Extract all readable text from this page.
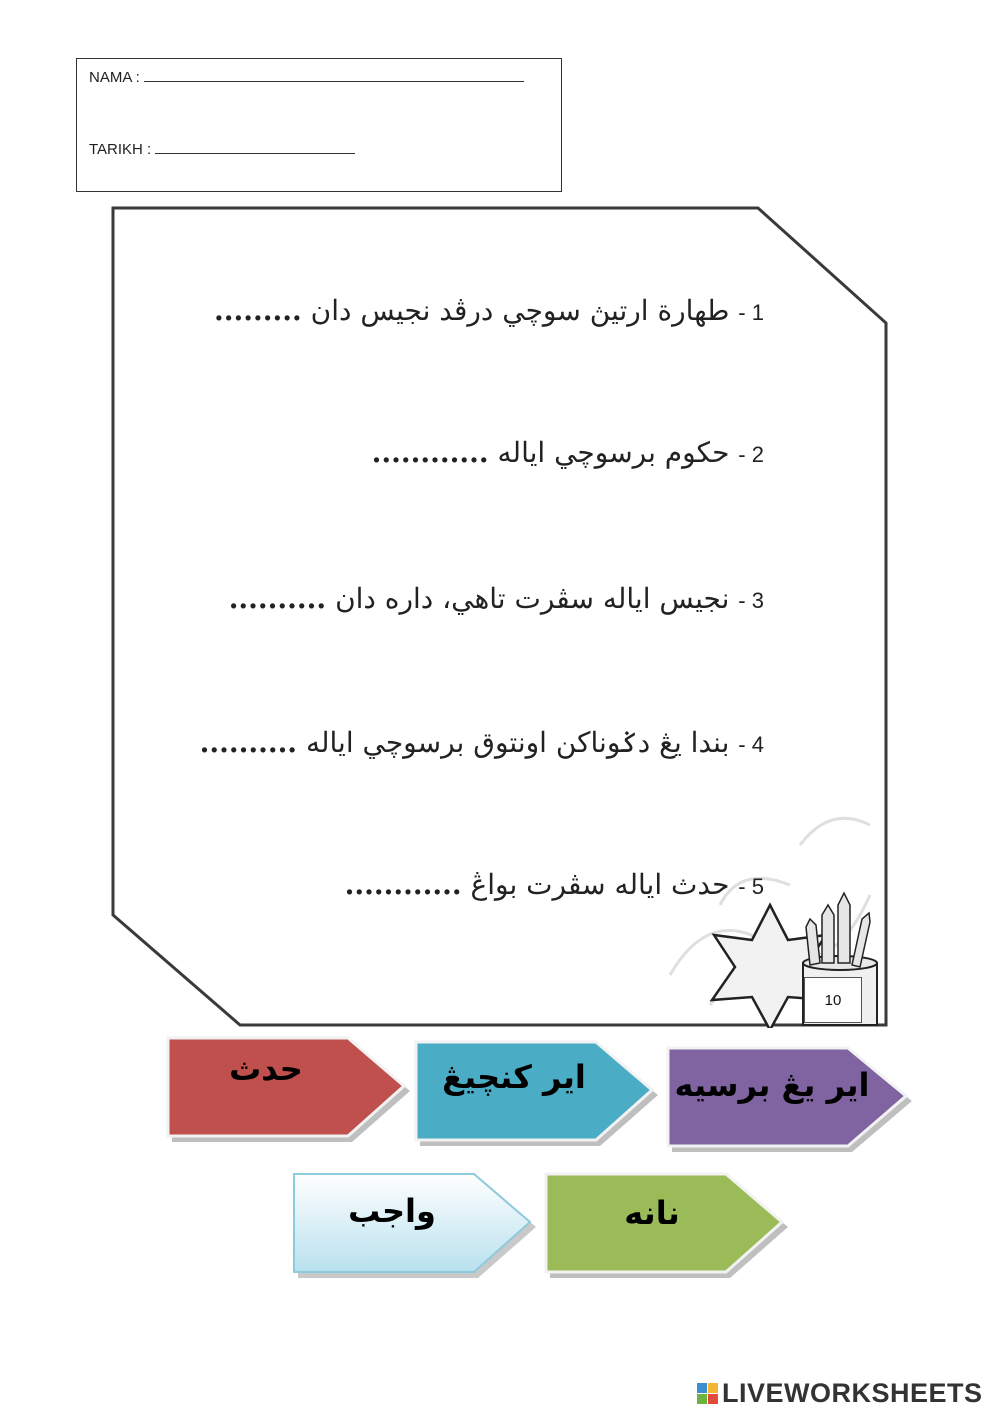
NAMA :
TARIKH :
1 - طهارة ارتيڽ سوچي درڤد نجيس دان .........
2 - حکوم برسوچي اياله ............
3 - نجيس اياله سڤرت تاهي، داره دان ..........
4 - بندا يڠ دݢوناکن اونتوق برسوچي اياله ..........
5 - حدث اياله سڤرت بواڠ ............
10
حدث	اير کنچيڠ	اير يڠ برسيه
واجب	نانه
LIVEWORKSHEETS
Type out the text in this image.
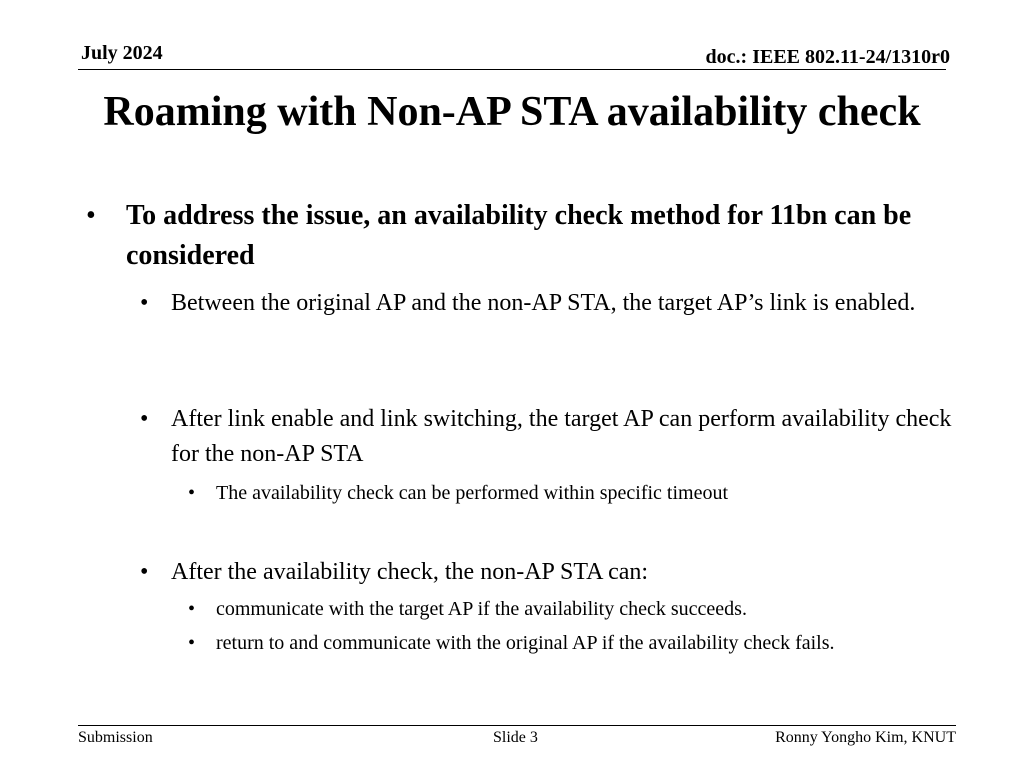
July 2024	doc.: IEEE 802.11-24/1310r0
Roaming with Non-AP STA availability check
• To address the issue, an availability check method for 11bn can be considered
• Between the original AP and the non-AP STA, the target AP’s link is enabled.
• After link enable and link switching, the target AP can perform availability check for the non-AP STA
• The availability check can be performed within specific timeout
• After the availability check, the non-AP STA can:
• communicate with the target AP if the availability check succeeds.
• return to and communicate with the original AP if the availability check fails.
Submission	Slide 3	Ronny Yongho Kim, KNUT
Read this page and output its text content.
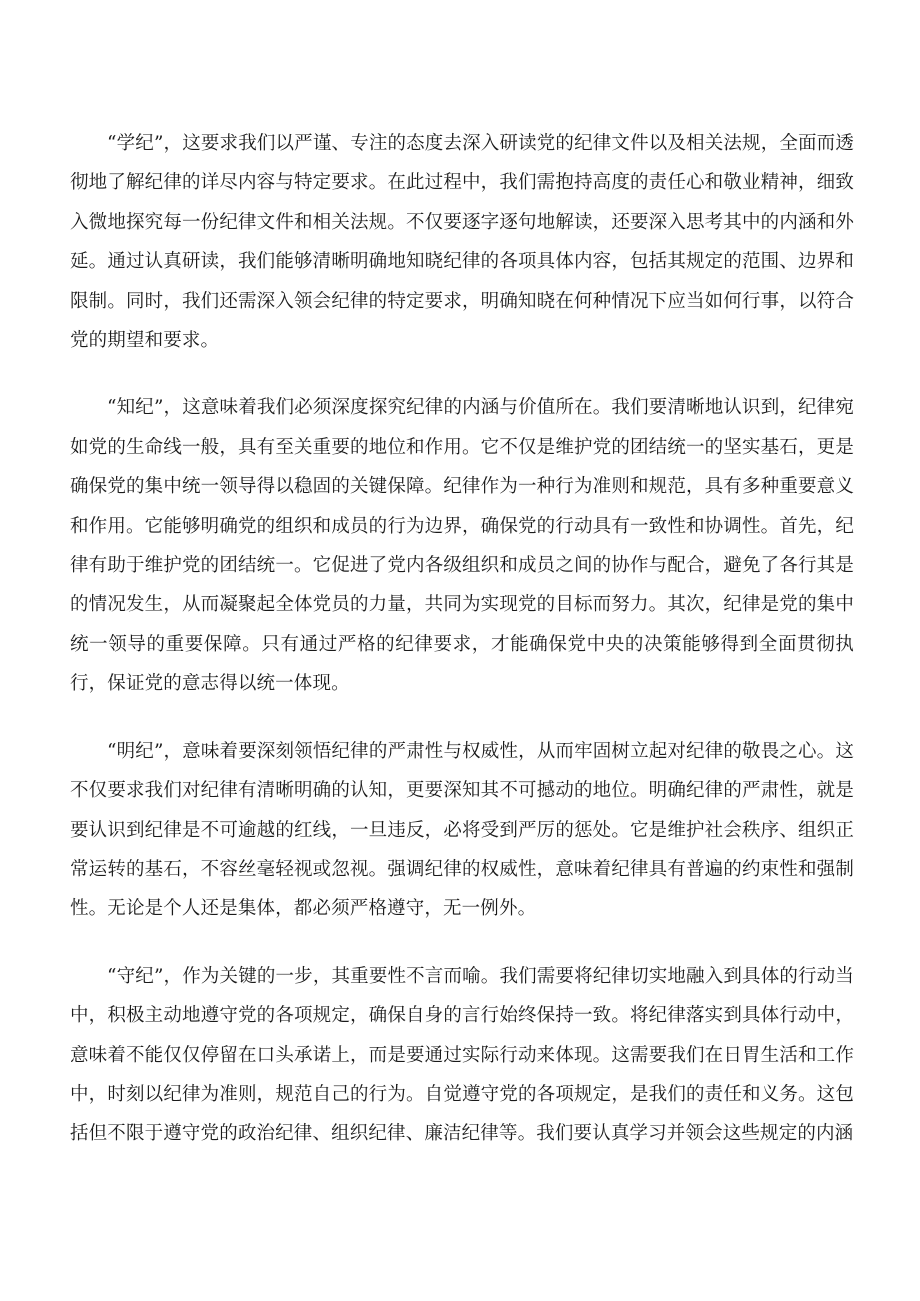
“学纪”，这要求我们以严谨、专注的态度去深入研读党的纪律文件以及相关法规，全面而透彻地了解纪律的详尽内容与特定要求。在此过程中，我们需抱持高度的责任心和敬业精神，细致入微地探究每一份纪律文件和相关法规。不仅要逐字逐句地解读，还要深入思考其中的内涵和外延。通过认真研读，我们能够清晰明确地知晓纪律的各项具体内容，包括其规定的范围、边界和限制。同时，我们还需深入领会纪律的特定要求，明确知晓在何种情况下应当如何行事，以符合党的期望和要求。

“知纪”，这意味着我们必须深度探究纪律的内涵与价值所在。我们要清晰地认识到，纪律宛如党的生命线一般，具有至关重要的地位和作用。它不仅是维护党的团结统一的坚实基石，更是确保党的集中统一领导得以稳固的关键保障。纪律作为一种行为准则和规范，具有多种重要意义和作用。它能够明确党的组织和成员的行为边界，确保党的行动具有一致性和协调性。首先，纪律有助于维护党的团结统一。它促进了党内各级组织和成员之间的协作与配合，避免了各行其是的情况发生，从而凝聚起全体党员的力量，共同为实现党的目标而努力。其次，纪律是党的集中统一领导的重要保障。只有通过严格的纪律要求，才能确保党中央的决策能够得到全面贯彻执行，保证党的意志得以统一体现。

“明纪”，意味着要深刻领悟纪律的严肃性与权威性，从而牢固树立起对纪律的敬畏之心。这不仅要求我们对纪律有清晰明确的认知，更要深知其不可撼动的地位。明确纪律的严肃性，就是要认识到纪律是不可逾越的红线，一旦违反，必将受到严厉的惩处。它是维护社会秩序、组织正常运转的基石，不容丝毫轻视或忽视。强调纪律的权威性，意味着纪律具有普遍的约束性和强制性。无论是个人还是集体，都必须严格遵守，无一例外。

“守纪”，作为关键的一步，其重要性不言而喻。我们需要将纪律切实地融入到具体的行动当中，积极主动地遵守党的各项规定，确保自身的言行始终保持一致。将纪律落实到具体行动中，意味着不能仅仅停留在口头承诺上，而是要通过实际行动来体现。这需要我们在日胃生活和工作中，时刻以纪律为准则，规范自己的行为。自觉遵守党的各项规定，是我们的责任和义务。这包括但不限于遵守党的政治纪律、组织纪律、廉洁纪律等。我们要认真学习并领会这些规定的内涵
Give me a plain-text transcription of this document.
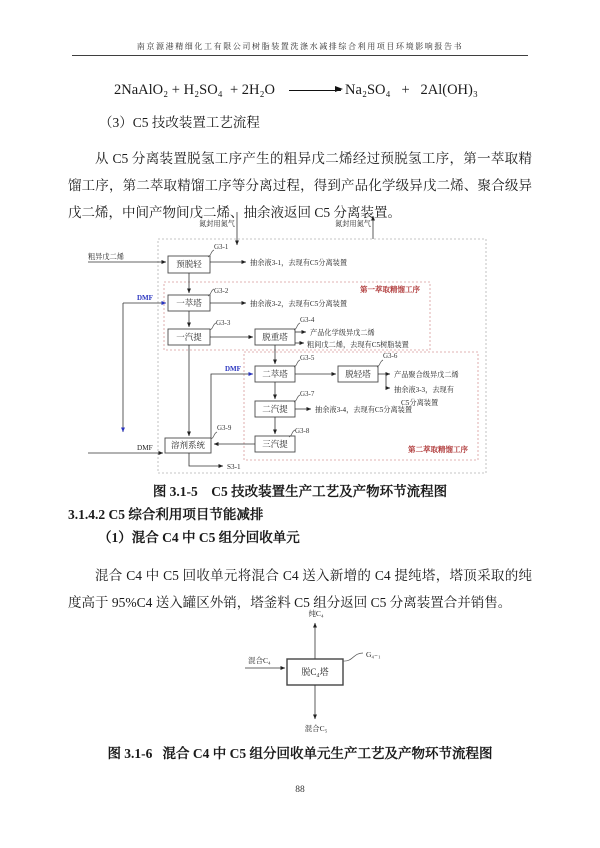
南京源港精细化工有限公司树脂装置洗涤水减排综合利用项目环境影响报告书
2NaAlO₂ + H₂SO₄  + 2H₂O →
Na₂SO₄   +   2Al(OH)₃
（3）C5 技改装置工艺流程

从 C5 分离装置脱氢工序产生的粗异戊二烯经过预脱氢工序，第一萃取精馏工序，第二萃取精馏工序等分离过程，得到产品化学级异戊二烯、聚合级异戊二烯，中间产物间戊二烯、抽余液返回 C5 分离装置。

第一萃取精馏工序
第二萃取精馏工序
氮封用氮气	氮封用氮气
粗异戊二烯
预脱轻
一萃塔
一汽提	脱重塔
二萃塔	脱轻塔
二汽提
三汽提
溶剂系统
DMF
DMF
DMF
抽余液3-1，去现有C5分离装置
抽余液3-2，去现有C5分离装置
产品化学级异戊二烯
粗间戊二烯，去现有C5树脂装置
产品聚合级异戊二烯
抽余液3-3，去现有
C5分离装置
抽余液3-4，去现有C5分离装置
S3-1
G3-1
G3-2
G3-3	G3-4
G3-5	G3-6
G3-7
G3-8
G3-9
图 3.1-5    C5 技改装置生产工艺及产物环节流程图
3.1.4.2 C5 综合利用项目节能减排
（1）混合 C4 中 C5 组分回收单元

混合 C4 中 C5 回收单元将混合 C4 送入新增的 C4 提纯塔，塔顶采取的纯度高于 95%C4 送入罐区外销，塔釜料 C5 组分返回 C5 分离装置合并销售。

纯C₄
混合C₄
脱C₄塔
G₄₋₁
混合C₅
图 3.1-6   混合 C4 中 C5 组分回收单元生产工艺及产物环节流程图
88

The request:
Reproduce word for word the lines running from the line with "Give me a plain-text" through the end of the data, both included, and nothing else; leave out the pictures.

Answer to this problem:
Give me a plain-text transcription of this document.
南京源港精细化工有限公司树脂装置洗涤水减排综合利用项目环境影响报告书
2NaAlO₂ + H₂SO₄  + 2H₂O →
Na₂SO₄   +   2Al(OH)₃
（3）C5 技改装置工艺流程

从 C5 分离装置脱氢工序产生的粗异戊二烯经过预脱氢工序，第一萃取精馏工序，第二萃取精馏工序等分离过程，得到产品化学级异戊二烯、聚合级异戊二烯，中间产物间戊二烯、抽余液返回 C5 分离装置。

第一萃取精馏工序
第二萃取精馏工序
氮封用氮气	氮封用氮气
粗异戊二烯
预脱轻
一萃塔
一汽提	脱重塔
二萃塔	脱轻塔
二汽提
三汽提
溶剂系统
DMF
DMF
DMF
抽余液3-1，去现有C5分离装置
抽余液3-2，去现有C5分离装置
产品化学级异戊二烯
粗间戊二烯，去现有C5树脂装置
产品聚合级异戊二烯
抽余液3-3，去现有
C5分离装置
抽余液3-4，去现有C5分离装置
S3-1
G3-1
G3-2
G3-3	G3-4
G3-5	G3-6
G3-7
G3-8
G3-9
图 3.1-5    C5 技改装置生产工艺及产物环节流程图
3.1.4.2 C5 综合利用项目节能减排
（1）混合 C4 中 C5 组分回收单元

混合 C4 中 C5 回收单元将混合 C4 送入新增的 C4 提纯塔，塔顶采取的纯度高于 95%C4 送入罐区外销，塔釜料 C5 组分返回 C5 分离装置合并销售。

纯C₄
混合C₄
脱C₄塔
G₄₋₁
混合C₅
图 3.1-6   混合 C4 中 C5 组分回收单元生产工艺及产物环节流程图
88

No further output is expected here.